Would you write out the listing verbatim and skip every picture in it?

☆ ☆ ☆ ☆ ☆

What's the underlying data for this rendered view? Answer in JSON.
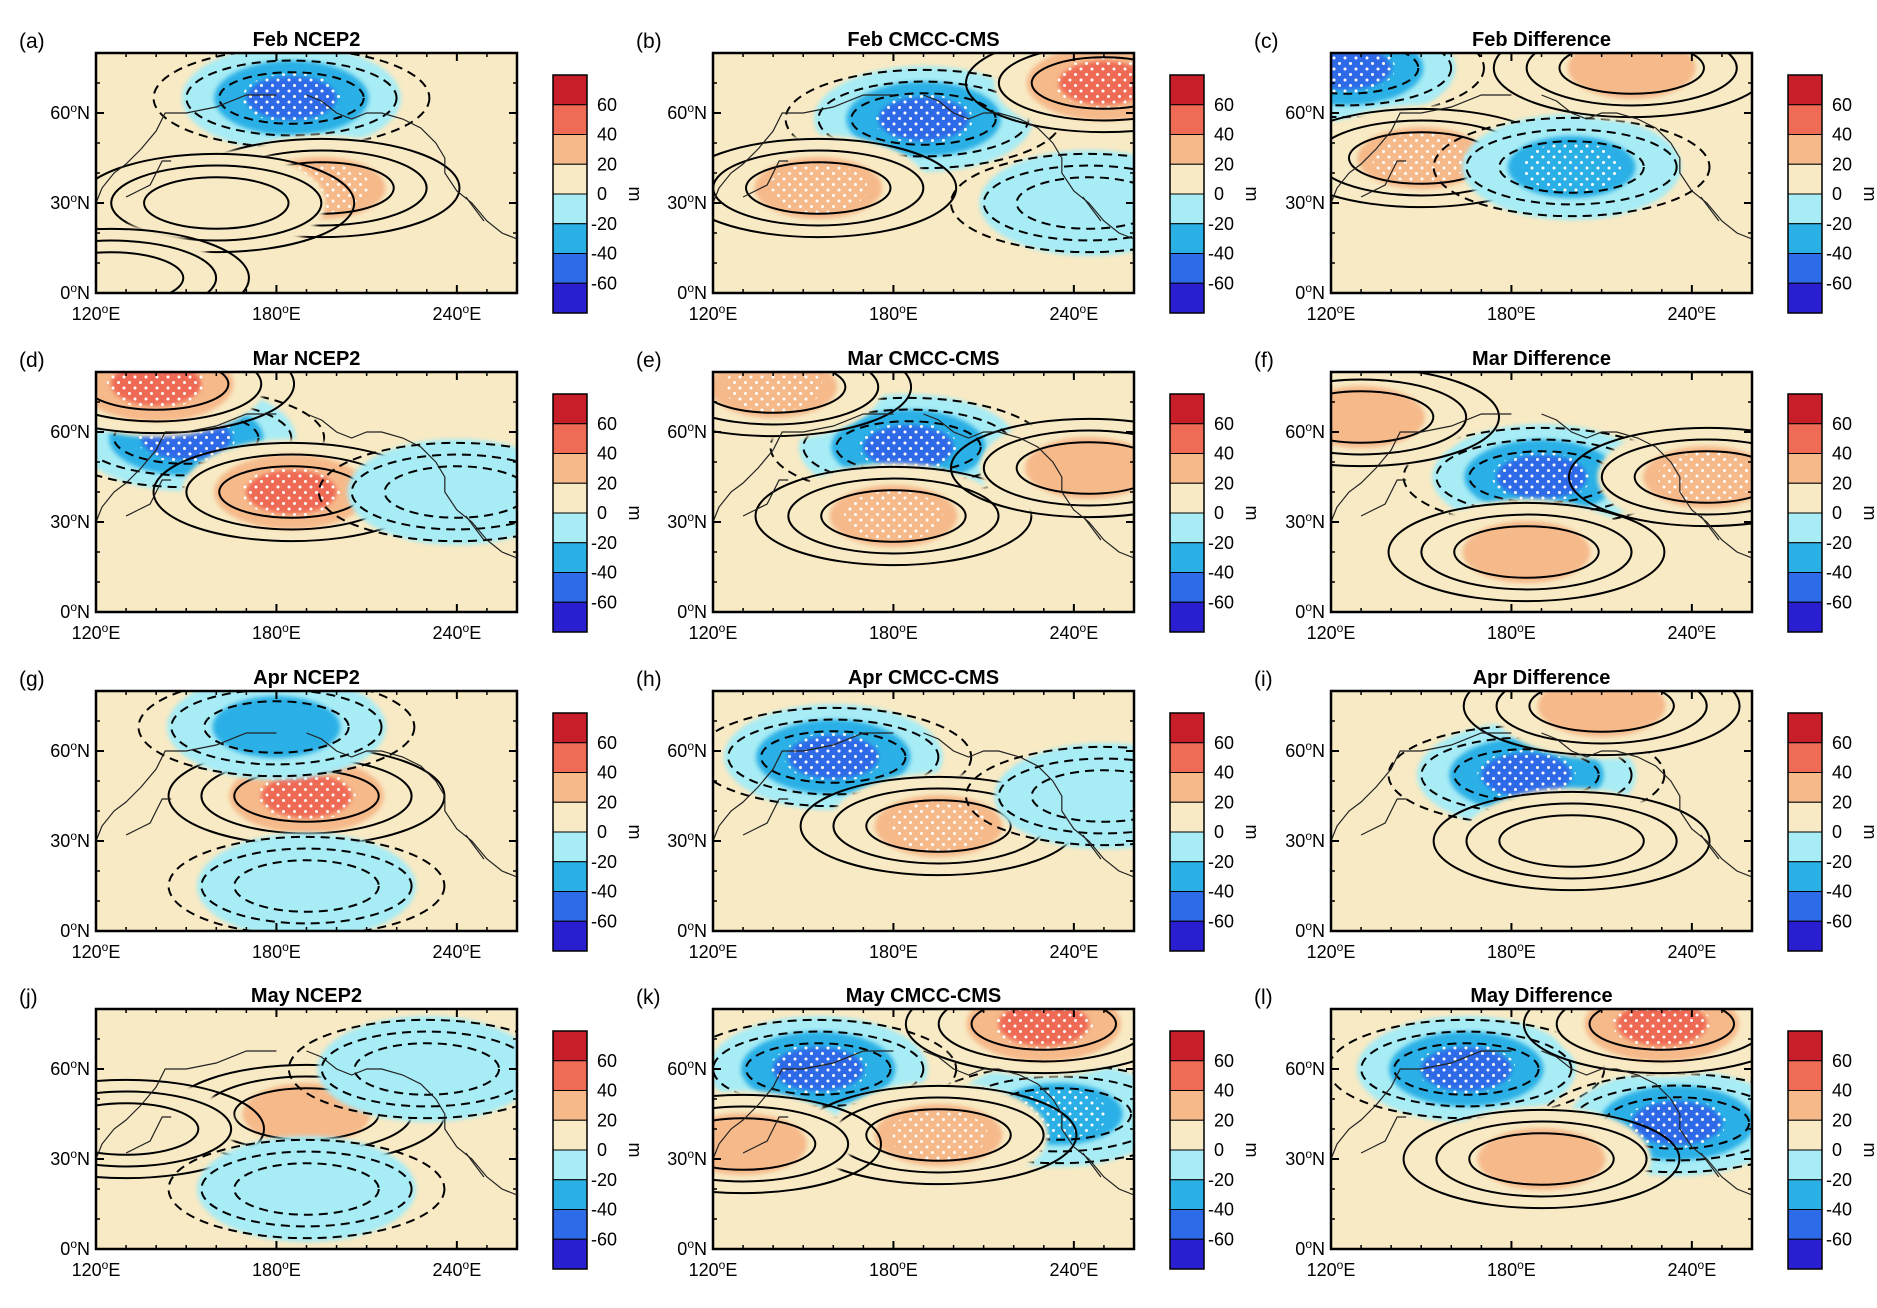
{
  "chart_data": {
    "type": "heatmap",
    "figure_description_units": "m",
    "colorbar": {
      "levels": [
        -60,
        -40,
        -20,
        0,
        20,
        40,
        60
      ],
      "labels": [
        "60",
        "40",
        "20",
        "0",
        "-20",
        "-40",
        "-60"
      ],
      "unit": "m",
      "colors": [
        "#2a1fd0",
        "#2d6be8",
        "#2bb0e6",
        "#a8ecf5",
        "#f8eac4",
        "#f6b98a",
        "#ef6b55",
        "#c81e2a"
      ]
    },
    "axes": {
      "x_ticks": [
        "120°E",
        "180°E",
        "240°E"
      ],
      "x_values": [
        120,
        180,
        240
      ],
      "y_ticks": [
        "60°N",
        "30°N",
        "0°N"
      ],
      "y_values": [
        60,
        30,
        0
      ],
      "xlim": [
        120,
        260
      ],
      "ylim": [
        0,
        80
      ]
    },
    "panels": [
      {
        "label": "(a)",
        "title": "Feb NCEP2",
        "month": "Feb",
        "source": "NCEP2",
        "anomalies": [
          {
            "lon": 185,
            "lat": 65,
            "value": -60
          },
          {
            "lon": 195,
            "lat": 35,
            "value": 45
          },
          {
            "lon": 160,
            "lat": 30,
            "value": 25
          },
          {
            "lon": 125,
            "lat": 5,
            "value": 10
          }
        ]
      },
      {
        "label": "(b)",
        "title": "Feb CMCC-CMS",
        "month": "Feb",
        "source": "CMCC-CMS",
        "anomalies": [
          {
            "lon": 190,
            "lat": 58,
            "value": -50
          },
          {
            "lon": 155,
            "lat": 35,
            "value": 45
          },
          {
            "lon": 250,
            "lat": 70,
            "value": 60
          },
          {
            "lon": 245,
            "lat": 30,
            "value": -25
          }
        ]
      },
      {
        "label": "(c)",
        "title": "Feb Difference",
        "month": "Feb",
        "source": "Difference",
        "anomalies": [
          {
            "lon": 125,
            "lat": 75,
            "value": -55
          },
          {
            "lon": 150,
            "lat": 45,
            "value": 45
          },
          {
            "lon": 200,
            "lat": 42,
            "value": -45
          },
          {
            "lon": 220,
            "lat": 75,
            "value": 35
          }
        ]
      },
      {
        "label": "(d)",
        "title": "Mar NCEP2",
        "month": "Mar",
        "source": "NCEP2",
        "anomalies": [
          {
            "lon": 150,
            "lat": 58,
            "value": -50
          },
          {
            "lon": 185,
            "lat": 40,
            "value": 60
          },
          {
            "lon": 240,
            "lat": 40,
            "value": -25
          },
          {
            "lon": 140,
            "lat": 76,
            "value": 55
          }
        ]
      },
      {
        "label": "(e)",
        "title": "Mar CMCC-CMS",
        "month": "Mar",
        "source": "CMCC-CMS",
        "anomalies": [
          {
            "lon": 185,
            "lat": 55,
            "value": -55
          },
          {
            "lon": 180,
            "lat": 32,
            "value": 45
          },
          {
            "lon": 245,
            "lat": 48,
            "value": 30
          },
          {
            "lon": 140,
            "lat": 75,
            "value": 45
          }
        ]
      },
      {
        "label": "(f)",
        "title": "Mar Difference",
        "month": "Mar",
        "source": "Difference",
        "anomalies": [
          {
            "lon": 190,
            "lat": 45,
            "value": -65
          },
          {
            "lon": 185,
            "lat": 20,
            "value": 30
          },
          {
            "lon": 245,
            "lat": 45,
            "value": 45
          },
          {
            "lon": 130,
            "lat": 65,
            "value": 35
          }
        ]
      },
      {
        "label": "(g)",
        "title": "Apr NCEP2",
        "month": "Apr",
        "source": "NCEP2",
        "anomalies": [
          {
            "lon": 190,
            "lat": 45,
            "value": 50
          },
          {
            "lon": 180,
            "lat": 68,
            "value": -30
          },
          {
            "lon": 190,
            "lat": 15,
            "value": -20
          }
        ]
      },
      {
        "label": "(h)",
        "title": "Apr CMCC-CMS",
        "month": "Apr",
        "source": "CMCC-CMS",
        "anomalies": [
          {
            "lon": 160,
            "lat": 58,
            "value": -50
          },
          {
            "lon": 195,
            "lat": 35,
            "value": 45
          },
          {
            "lon": 250,
            "lat": 45,
            "value": -25
          }
        ]
      },
      {
        "label": "(i)",
        "title": "Apr Difference",
        "month": "Apr",
        "source": "Difference",
        "anomalies": [
          {
            "lon": 185,
            "lat": 52,
            "value": -60
          },
          {
            "lon": 210,
            "lat": 75,
            "value": 30
          },
          {
            "lon": 200,
            "lat": 30,
            "value": 25
          }
        ]
      },
      {
        "label": "(j)",
        "title": "May NCEP2",
        "month": "May",
        "source": "NCEP2",
        "anomalies": [
          {
            "lon": 190,
            "lat": 45,
            "value": 30
          },
          {
            "lon": 130,
            "lat": 40,
            "value": 25
          },
          {
            "lon": 230,
            "lat": 60,
            "value": -25
          },
          {
            "lon": 190,
            "lat": 20,
            "value": -20
          }
        ]
      },
      {
        "label": "(k)",
        "title": "May CMCC-CMS",
        "month": "May",
        "source": "CMCC-CMS",
        "anomalies": [
          {
            "lon": 155,
            "lat": 60,
            "value": -50
          },
          {
            "lon": 235,
            "lat": 45,
            "value": -45
          },
          {
            "lon": 230,
            "lat": 75,
            "value": 50
          },
          {
            "lon": 195,
            "lat": 38,
            "value": 45
          },
          {
            "lon": 130,
            "lat": 35,
            "value": 30
          }
        ]
      },
      {
        "label": "(l)",
        "title": "May Difference",
        "month": "May",
        "source": "Difference",
        "anomalies": [
          {
            "lon": 165,
            "lat": 60,
            "value": -65
          },
          {
            "lon": 235,
            "lat": 42,
            "value": -50
          },
          {
            "lon": 230,
            "lat": 75,
            "value": 50
          },
          {
            "lon": 190,
            "lat": 30,
            "value": 30
          }
        ]
      }
    ]
  }
}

☆ ☆ ☆ ☆ ☆

Output of the exercise =>
What's the underlying data for this rendered view? Answer in JSON.
{
  "chart_data": {
    "type": "heatmap",
    "figure_description_units": "m",
    "colorbar": {
      "levels": [
        -60,
        -40,
        -20,
        0,
        20,
        40,
        60
      ],
      "labels": [
        "60",
        "40",
        "20",
        "0",
        "-20",
        "-40",
        "-60"
      ],
      "unit": "m",
      "colors": [
        "#2a1fd0",
        "#2d6be8",
        "#2bb0e6",
        "#a8ecf5",
        "#f8eac4",
        "#f6b98a",
        "#ef6b55",
        "#c81e2a"
      ]
    },
    "axes": {
      "x_ticks": [
        "120°E",
        "180°E",
        "240°E"
      ],
      "x_values": [
        120,
        180,
        240
      ],
      "y_ticks": [
        "60°N",
        "30°N",
        "0°N"
      ],
      "y_values": [
        60,
        30,
        0
      ],
      "xlim": [
        120,
        260
      ],
      "ylim": [
        0,
        80
      ]
    },
    "panels": [
      {
        "label": "(a)",
        "title": "Feb NCEP2",
        "month": "Feb",
        "source": "NCEP2",
        "anomalies": [
          {
            "lon": 185,
            "lat": 65,
            "value": -60
          },
          {
            "lon": 195,
            "lat": 35,
            "value": 45
          },
          {
            "lon": 160,
            "lat": 30,
            "value": 25
          },
          {
            "lon": 125,
            "lat": 5,
            "value": 10
          }
        ]
      },
      {
        "label": "(b)",
        "title": "Feb CMCC-CMS",
        "month": "Feb",
        "source": "CMCC-CMS",
        "anomalies": [
          {
            "lon": 190,
            "lat": 58,
            "value": -50
          },
          {
            "lon": 155,
            "lat": 35,
            "value": 45
          },
          {
            "lon": 250,
            "lat": 70,
            "value": 60
          },
          {
            "lon": 245,
            "lat": 30,
            "value": -25
          }
        ]
      },
      {
        "label": "(c)",
        "title": "Feb Difference",
        "month": "Feb",
        "source": "Difference",
        "anomalies": [
          {
            "lon": 125,
            "lat": 75,
            "value": -55
          },
          {
            "lon": 150,
            "lat": 45,
            "value": 45
          },
          {
            "lon": 200,
            "lat": 42,
            "value": -45
          },
          {
            "lon": 220,
            "lat": 75,
            "value": 35
          }
        ]
      },
      {
        "label": "(d)",
        "title": "Mar NCEP2",
        "month": "Mar",
        "source": "NCEP2",
        "anomalies": [
          {
            "lon": 150,
            "lat": 58,
            "value": -50
          },
          {
            "lon": 185,
            "lat": 40,
            "value": 60
          },
          {
            "lon": 240,
            "lat": 40,
            "value": -25
          },
          {
            "lon": 140,
            "lat": 76,
            "value": 55
          }
        ]
      },
      {
        "label": "(e)",
        "title": "Mar CMCC-CMS",
        "month": "Mar",
        "source": "CMCC-CMS",
        "anomalies": [
          {
            "lon": 185,
            "lat": 55,
            "value": -55
          },
          {
            "lon": 180,
            "lat": 32,
            "value": 45
          },
          {
            "lon": 245,
            "lat": 48,
            "value": 30
          },
          {
            "lon": 140,
            "lat": 75,
            "value": 45
          }
        ]
      },
      {
        "label": "(f)",
        "title": "Mar Difference",
        "month": "Mar",
        "source": "Difference",
        "anomalies": [
          {
            "lon": 190,
            "lat": 45,
            "value": -65
          },
          {
            "lon": 185,
            "lat": 20,
            "value": 30
          },
          {
            "lon": 245,
            "lat": 45,
            "value": 45
          },
          {
            "lon": 130,
            "lat": 65,
            "value": 35
          }
        ]
      },
      {
        "label": "(g)",
        "title": "Apr NCEP2",
        "month": "Apr",
        "source": "NCEP2",
        "anomalies": [
          {
            "lon": 190,
            "lat": 45,
            "value": 50
          },
          {
            "lon": 180,
            "lat": 68,
            "value": -30
          },
          {
            "lon": 190,
            "lat": 15,
            "value": -20
          }
        ]
      },
      {
        "label": "(h)",
        "title": "Apr CMCC-CMS",
        "month": "Apr",
        "source": "CMCC-CMS",
        "anomalies": [
          {
            "lon": 160,
            "lat": 58,
            "value": -50
          },
          {
            "lon": 195,
            "lat": 35,
            "value": 45
          },
          {
            "lon": 250,
            "lat": 45,
            "value": -25
          }
        ]
      },
      {
        "label": "(i)",
        "title": "Apr Difference",
        "month": "Apr",
        "source": "Difference",
        "anomalies": [
          {
            "lon": 185,
            "lat": 52,
            "value": -60
          },
          {
            "lon": 210,
            "lat": 75,
            "value": 30
          },
          {
            "lon": 200,
            "lat": 30,
            "value": 25
          }
        ]
      },
      {
        "label": "(j)",
        "title": "May NCEP2",
        "month": "May",
        "source": "NCEP2",
        "anomalies": [
          {
            "lon": 190,
            "lat": 45,
            "value": 30
          },
          {
            "lon": 130,
            "lat": 40,
            "value": 25
          },
          {
            "lon": 230,
            "lat": 60,
            "value": -25
          },
          {
            "lon": 190,
            "lat": 20,
            "value": -20
          }
        ]
      },
      {
        "label": "(k)",
        "title": "May CMCC-CMS",
        "month": "May",
        "source": "CMCC-CMS",
        "anomalies": [
          {
            "lon": 155,
            "lat": 60,
            "value": -50
          },
          {
            "lon": 235,
            "lat": 45,
            "value": -45
          },
          {
            "lon": 230,
            "lat": 75,
            "value": 50
          },
          {
            "lon": 195,
            "lat": 38,
            "value": 45
          },
          {
            "lon": 130,
            "lat": 35,
            "value": 30
          }
        ]
      },
      {
        "label": "(l)",
        "title": "May Difference",
        "month": "May",
        "source": "Difference",
        "anomalies": [
          {
            "lon": 165,
            "lat": 60,
            "value": -65
          },
          {
            "lon": 235,
            "lat": 42,
            "value": -50
          },
          {
            "lon": 230,
            "lat": 75,
            "value": 50
          },
          {
            "lon": 190,
            "lat": 30,
            "value": 30
          }
        ]
      }
    ]
  }
}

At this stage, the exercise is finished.